## Given request
Write out all of the entries exactly, please.

--- START Data ---

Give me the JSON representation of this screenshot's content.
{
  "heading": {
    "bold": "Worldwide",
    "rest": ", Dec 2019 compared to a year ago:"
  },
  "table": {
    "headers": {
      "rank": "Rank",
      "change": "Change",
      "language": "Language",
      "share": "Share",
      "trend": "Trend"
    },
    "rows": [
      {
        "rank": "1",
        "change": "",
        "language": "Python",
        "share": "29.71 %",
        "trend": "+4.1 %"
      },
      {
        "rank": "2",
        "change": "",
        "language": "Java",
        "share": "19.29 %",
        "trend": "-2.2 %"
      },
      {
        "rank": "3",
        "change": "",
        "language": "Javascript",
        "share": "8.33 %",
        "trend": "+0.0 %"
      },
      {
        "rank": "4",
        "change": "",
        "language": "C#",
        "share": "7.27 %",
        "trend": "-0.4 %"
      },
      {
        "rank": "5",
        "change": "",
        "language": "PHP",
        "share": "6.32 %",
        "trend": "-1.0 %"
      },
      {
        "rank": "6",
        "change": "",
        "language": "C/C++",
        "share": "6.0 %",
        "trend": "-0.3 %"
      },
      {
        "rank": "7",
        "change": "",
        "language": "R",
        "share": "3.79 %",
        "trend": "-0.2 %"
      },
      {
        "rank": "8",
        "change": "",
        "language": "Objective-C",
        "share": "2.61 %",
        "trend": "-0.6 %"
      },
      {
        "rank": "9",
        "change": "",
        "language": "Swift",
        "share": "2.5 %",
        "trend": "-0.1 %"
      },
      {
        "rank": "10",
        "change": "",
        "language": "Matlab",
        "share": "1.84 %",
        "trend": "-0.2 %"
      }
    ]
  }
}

--- END Data ---

## Written solution
Give me the JSON representation of this screenshot's content.
{
  "heading": {
    "bold": "Worldwide",
    "rest": ", Dec 2019 compared to a year ago:"
  },
  "table": {
    "headers": {
      "rank": "Rank",
      "change": "Change",
      "language": "Language",
      "share": "Share",
      "trend": "Trend"
    },
    "rows": [
      {
        "rank": "1",
        "change": "",
        "language": "Python",
        "share": "29.71 %",
        "trend": "+4.1 %"
      },
      {
        "rank": "2",
        "change": "",
        "language": "Java",
        "share": "19.29 %",
        "trend": "-2.2 %"
      },
      {
        "rank": "3",
        "change": "",
        "language": "Javascript",
        "share": "8.33 %",
        "trend": "+0.0 %"
      },
      {
        "rank": "4",
        "change": "",
        "language": "C#",
        "share": "7.27 %",
        "trend": "-0.4 %"
      },
      {
        "rank": "5",
        "change": "",
        "language": "PHP",
        "share": "6.32 %",
        "trend": "-1.0 %"
      },
      {
        "rank": "6",
        "change": "",
        "language": "C/C++",
        "share": "6.0 %",
        "trend": "-0.3 %"
      },
      {
        "rank": "7",
        "change": "",
        "language": "R",
        "share": "3.79 %",
        "trend": "-0.2 %"
      },
      {
        "rank": "8",
        "change": "",
        "language": "Objective-C",
        "share": "2.61 %",
        "trend": "-0.6 %"
      },
      {
        "rank": "9",
        "change": "",
        "language": "Swift",
        "share": "2.5 %",
        "trend": "-0.1 %"
      },
      {
        "rank": "10",
        "change": "",
        "language": "Matlab",
        "share": "1.84 %",
        "trend": "-0.2 %"
      }
    ]
  }
}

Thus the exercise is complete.